## Source text:
################
Playing and conquering all three formats is undoubtedly one of the toughest tasks for any modern cricketer. Each format has its own challenges that need attention — but Sachin Tendulkar and Jacques Kallis showed how to dominate both white-ball and red-ball cricket way back in 2010.
In an era when T20 was still making its presence felt, and the players were adjusting to the different demands of the shortest format, two legendary cricketers Tendulkar and Kallis paved the way with their adaptability as they topped the run-charts in both Test and T20 cricket. The biggest challenge for them remained to play a format that had been introduced late into their career. Needing a more aggressive approach — something that the two weren’t exactly known for at that juncture of their careers — T20s could have been a huge test for both Tendulkar and Kallis, but they did well to silence critics by acing the shortest format along with Tests.
The Indian great managed 1,562 runs in 14 Test matches with the help of seven hundreds and five fifties, including 948 runs in wins alone. Four of his hundreds came in wins, which only states how crucial Tendulkar was to the team in 2010. Overall, the batsman faced as many as 2,794 deliveries in Test cricket in the year — the most by any batsman, with second-placed Jonathan Trott facing 2,680 deliveries.
################
## Dataset excerpt:
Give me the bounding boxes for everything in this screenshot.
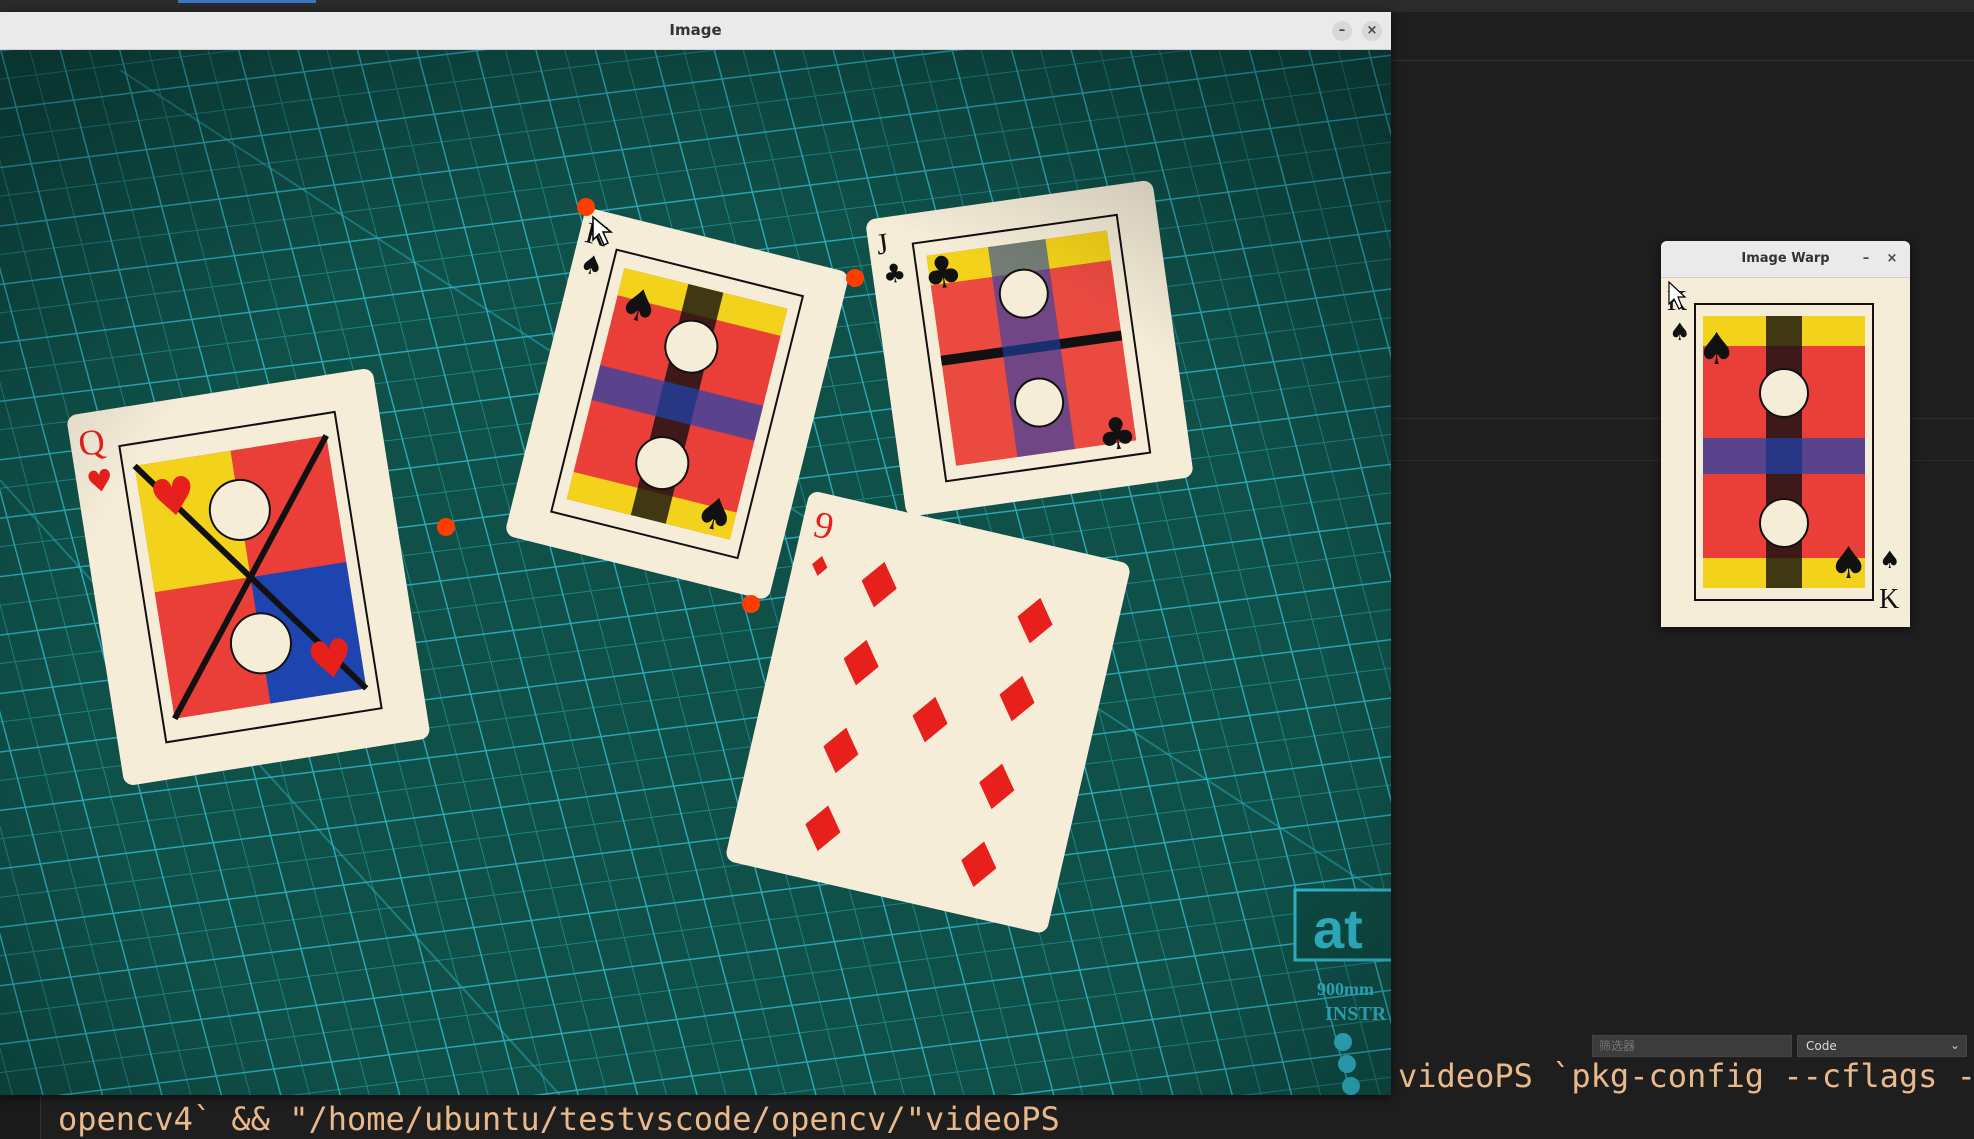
################
## Task 1:
Echo the stretch of the cricket article from "The Indian great" through "facing 2,680 deliveries.".
## Task 2:
According to the cricket article, how many deliveries did Jonathan Trott face in Test cricket in 2010?
Answer from the text alone.

## Complete output 1:
The Indian great managed 1,562 runs in 14 Test matches with the help of seven hundreds and five fifties, including 948 runs in wins alone. Four of his hundreds came in wins, which only states how crucial Tendulkar was to the team in 2010. Overall, the batsman faced as many as 2,794 deliveries in Test cricket in the year — the most by any batsman, with second-placed Jonathan Trott facing 2,680 deliveries.

## Complete output 2:
2,680